Stored records:
============

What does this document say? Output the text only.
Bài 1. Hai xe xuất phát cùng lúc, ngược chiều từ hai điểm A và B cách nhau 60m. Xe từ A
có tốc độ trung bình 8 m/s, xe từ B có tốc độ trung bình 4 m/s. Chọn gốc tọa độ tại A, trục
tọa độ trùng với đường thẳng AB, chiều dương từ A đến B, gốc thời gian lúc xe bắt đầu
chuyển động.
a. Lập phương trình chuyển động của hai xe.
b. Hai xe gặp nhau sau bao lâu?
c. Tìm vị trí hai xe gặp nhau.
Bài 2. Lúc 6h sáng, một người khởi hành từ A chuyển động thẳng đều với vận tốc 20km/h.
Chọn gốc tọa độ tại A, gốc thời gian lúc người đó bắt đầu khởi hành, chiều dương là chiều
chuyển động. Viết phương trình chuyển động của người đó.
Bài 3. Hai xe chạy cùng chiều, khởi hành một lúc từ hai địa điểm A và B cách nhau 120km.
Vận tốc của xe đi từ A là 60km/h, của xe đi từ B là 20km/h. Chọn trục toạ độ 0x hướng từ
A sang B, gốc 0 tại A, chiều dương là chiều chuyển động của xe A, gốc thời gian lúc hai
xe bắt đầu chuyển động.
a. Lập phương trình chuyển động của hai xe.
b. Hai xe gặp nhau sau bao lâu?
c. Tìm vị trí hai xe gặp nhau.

============

EXERCISE TASK. Output the lines above verbatim and in full.

CORRECT ANSWER.
What does this document say? Output the text only.
Bài 1. Hai xe xuất phát cùng lúc, ngược chiều từ hai điểm A và B cách nhau 60m. Xe từ A
có tốc độ trung bình 8 m/s, xe từ B có tốc độ trung bình 4 m/s. Chọn gốc tọa độ tại A, trục
tọa độ trùng với đường thẳng AB, chiều dương từ A đến B, gốc thời gian lúc xe bắt đầu
chuyển động.
a. Lập phương trình chuyển động của hai xe.
b. Hai xe gặp nhau sau bao lâu?
c. Tìm vị trí hai xe gặp nhau.
Bài 2. Lúc 6h sáng, một người khởi hành từ A chuyển động thẳng đều với vận tốc 20km/h.
Chọn gốc tọa độ tại A, gốc thời gian lúc người đó bắt đầu khởi hành, chiều dương là chiều
chuyển động. Viết phương trình chuyển động của người đó.
Bài 3. Hai xe chạy cùng chiều, khởi hành một lúc từ hai địa điểm A và B cách nhau 120km.
Vận tốc của xe đi từ A là 60km/h, của xe đi từ B là 20km/h. Chọn trục toạ độ 0x hướng từ
A sang B, gốc 0 tại A, chiều dương là chiều chuyển động của xe A, gốc thời gian lúc hai
xe bắt đầu chuyển động.
a. Lập phương trình chuyển động của hai xe.
b. Hai xe gặp nhau sau bao lâu?
c. Tìm vị trí hai xe gặp nhau.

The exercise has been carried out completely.